-- start of Records to use --
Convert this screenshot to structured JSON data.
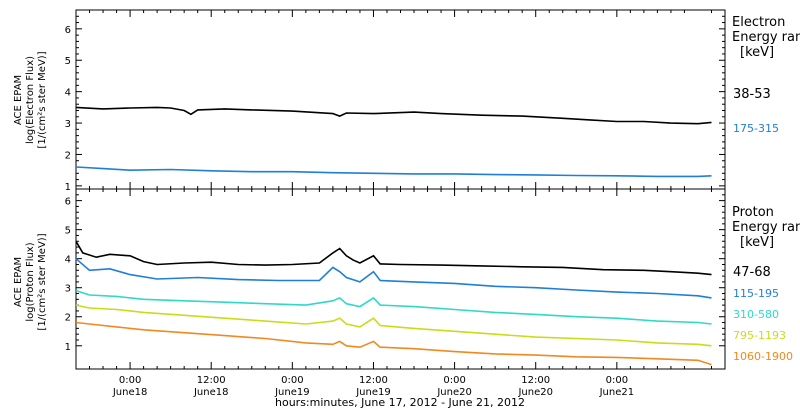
{
  "chart_data": [
    {
      "type": "line",
      "panel": "electron",
      "ylabel_lines": [
        "ACE EPAM",
        "log(Electron Flux)",
        "[1/(cm²s ster MeV)]"
      ],
      "ylim": [
        0.9,
        6.6
      ],
      "yticks": [
        1,
        2,
        3,
        4,
        5,
        6
      ],
      "xlim": [
        -8,
        88
      ],
      "legend_title_lines": [
        "Electron",
        "Energy ranges",
        "[keV]"
      ],
      "series": [
        {
          "name": "38-53",
          "color": "#000000",
          "points": [
            [
              -8,
              3.5
            ],
            [
              -4,
              3.45
            ],
            [
              0,
              3.48
            ],
            [
              4,
              3.5
            ],
            [
              6,
              3.48
            ],
            [
              8,
              3.4
            ],
            [
              9,
              3.28
            ],
            [
              10,
              3.42
            ],
            [
              14,
              3.45
            ],
            [
              18,
              3.42
            ],
            [
              24,
              3.38
            ],
            [
              30,
              3.3
            ],
            [
              31,
              3.22
            ],
            [
              32,
              3.32
            ],
            [
              36,
              3.3
            ],
            [
              42,
              3.35
            ],
            [
              46,
              3.3
            ],
            [
              52,
              3.25
            ],
            [
              58,
              3.22
            ],
            [
              64,
              3.15
            ],
            [
              68,
              3.1
            ],
            [
              72,
              3.05
            ],
            [
              76,
              3.05
            ],
            [
              80,
              3.0
            ],
            [
              84,
              2.98
            ],
            [
              86,
              3.02
            ]
          ]
        },
        {
          "name": "175-315",
          "color": "#1f7fd8",
          "points": [
            [
              -8,
              1.6
            ],
            [
              -4,
              1.55
            ],
            [
              0,
              1.5
            ],
            [
              6,
              1.52
            ],
            [
              12,
              1.48
            ],
            [
              18,
              1.45
            ],
            [
              24,
              1.45
            ],
            [
              30,
              1.42
            ],
            [
              36,
              1.4
            ],
            [
              42,
              1.38
            ],
            [
              48,
              1.38
            ],
            [
              54,
              1.36
            ],
            [
              60,
              1.35
            ],
            [
              66,
              1.33
            ],
            [
              72,
              1.32
            ],
            [
              78,
              1.3
            ],
            [
              84,
              1.3
            ],
            [
              86,
              1.32
            ]
          ]
        }
      ]
    },
    {
      "type": "line",
      "panel": "proton",
      "ylabel_lines": [
        "ACE EPAM",
        "log(Proton Flux)",
        "[1/(cm²s ster MeV)]"
      ],
      "ylim": [
        0.2,
        6.4
      ],
      "yticks": [
        1,
        2,
        3,
        4,
        5,
        6
      ],
      "xlim": [
        -8,
        88
      ],
      "legend_title_lines": [
        "Proton",
        "Energy ranges",
        "[keV]"
      ],
      "series": [
        {
          "name": "47-68",
          "color": "#000000",
          "points": [
            [
              -8,
              4.6
            ],
            [
              -7,
              4.2
            ],
            [
              -5,
              4.05
            ],
            [
              -3,
              4.15
            ],
            [
              0,
              4.1
            ],
            [
              2,
              3.9
            ],
            [
              4,
              3.8
            ],
            [
              8,
              3.85
            ],
            [
              12,
              3.88
            ],
            [
              16,
              3.8
            ],
            [
              20,
              3.78
            ],
            [
              24,
              3.8
            ],
            [
              28,
              3.85
            ],
            [
              30,
              4.2
            ],
            [
              31,
              4.35
            ],
            [
              32,
              4.1
            ],
            [
              33,
              3.95
            ],
            [
              34,
              3.85
            ],
            [
              36,
              4.1
            ],
            [
              37,
              3.82
            ],
            [
              40,
              3.8
            ],
            [
              46,
              3.78
            ],
            [
              52,
              3.75
            ],
            [
              58,
              3.72
            ],
            [
              64,
              3.7
            ],
            [
              70,
              3.62
            ],
            [
              76,
              3.6
            ],
            [
              80,
              3.55
            ],
            [
              84,
              3.5
            ],
            [
              86,
              3.45
            ]
          ]
        },
        {
          "name": "115-195",
          "color": "#1f7fd8",
          "points": [
            [
              -8,
              4.0
            ],
            [
              -6,
              3.6
            ],
            [
              -3,
              3.65
            ],
            [
              0,
              3.45
            ],
            [
              4,
              3.3
            ],
            [
              10,
              3.35
            ],
            [
              16,
              3.28
            ],
            [
              22,
              3.25
            ],
            [
              28,
              3.25
            ],
            [
              30,
              3.7
            ],
            [
              31,
              3.55
            ],
            [
              32,
              3.35
            ],
            [
              34,
              3.2
            ],
            [
              36,
              3.55
            ],
            [
              37,
              3.25
            ],
            [
              42,
              3.2
            ],
            [
              48,
              3.15
            ],
            [
              54,
              3.05
            ],
            [
              60,
              3.0
            ],
            [
              66,
              2.92
            ],
            [
              72,
              2.85
            ],
            [
              78,
              2.8
            ],
            [
              84,
              2.72
            ],
            [
              86,
              2.65
            ]
          ]
        },
        {
          "name": "310-580",
          "color": "#2fd9c9",
          "points": [
            [
              -8,
              2.9
            ],
            [
              -6,
              2.75
            ],
            [
              -2,
              2.7
            ],
            [
              2,
              2.6
            ],
            [
              8,
              2.55
            ],
            [
              14,
              2.5
            ],
            [
              20,
              2.45
            ],
            [
              26,
              2.4
            ],
            [
              30,
              2.55
            ],
            [
              31,
              2.65
            ],
            [
              32,
              2.45
            ],
            [
              34,
              2.35
            ],
            [
              36,
              2.65
            ],
            [
              37,
              2.4
            ],
            [
              42,
              2.35
            ],
            [
              48,
              2.25
            ],
            [
              54,
              2.15
            ],
            [
              60,
              2.08
            ],
            [
              66,
              2.0
            ],
            [
              72,
              1.95
            ],
            [
              78,
              1.85
            ],
            [
              84,
              1.8
            ],
            [
              86,
              1.75
            ]
          ]
        },
        {
          "name": "795-1193",
          "color": "#c8dd18",
          "points": [
            [
              -8,
              2.4
            ],
            [
              -6,
              2.3
            ],
            [
              -2,
              2.25
            ],
            [
              2,
              2.15
            ],
            [
              8,
              2.05
            ],
            [
              14,
              1.95
            ],
            [
              20,
              1.85
            ],
            [
              26,
              1.75
            ],
            [
              30,
              1.85
            ],
            [
              31,
              1.95
            ],
            [
              32,
              1.75
            ],
            [
              34,
              1.65
            ],
            [
              36,
              1.95
            ],
            [
              37,
              1.7
            ],
            [
              42,
              1.6
            ],
            [
              48,
              1.5
            ],
            [
              54,
              1.4
            ],
            [
              60,
              1.3
            ],
            [
              66,
              1.25
            ],
            [
              72,
              1.2
            ],
            [
              78,
              1.1
            ],
            [
              84,
              1.05
            ],
            [
              86,
              1.0
            ]
          ]
        },
        {
          "name": "1060-1900",
          "color": "#f08a20",
          "points": [
            [
              -8,
              1.8
            ],
            [
              -6,
              1.75
            ],
            [
              -2,
              1.65
            ],
            [
              2,
              1.55
            ],
            [
              8,
              1.45
            ],
            [
              14,
              1.35
            ],
            [
              20,
              1.25
            ],
            [
              26,
              1.1
            ],
            [
              30,
              1.05
            ],
            [
              31,
              1.15
            ],
            [
              32,
              1.0
            ],
            [
              34,
              0.95
            ],
            [
              36,
              1.15
            ],
            [
              37,
              0.95
            ],
            [
              42,
              0.9
            ],
            [
              48,
              0.8
            ],
            [
              54,
              0.72
            ],
            [
              60,
              0.68
            ],
            [
              66,
              0.62
            ],
            [
              72,
              0.6
            ],
            [
              78,
              0.55
            ],
            [
              84,
              0.5
            ],
            [
              86,
              0.35
            ]
          ]
        }
      ]
    }
  ],
  "x_axis": {
    "tick_hours": [
      0,
      12,
      24,
      36,
      48,
      60,
      72
    ],
    "tick_labels_time": [
      "0:00",
      "12:00",
      "0:00",
      "12:00",
      "0:00",
      "12:00",
      "0:00"
    ],
    "tick_labels_date": [
      "June18",
      "June18",
      "June19",
      "June19",
      "June20",
      "June20",
      "June21"
    ],
    "xlabel": "hours:minutes, June 17, 2012 - June 21, 2012"
  }
}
-- end of Records to use --
▸ What is asked: Report how many lines of the listing above include the word "color". Say nothing but the number.

▸ Response: 7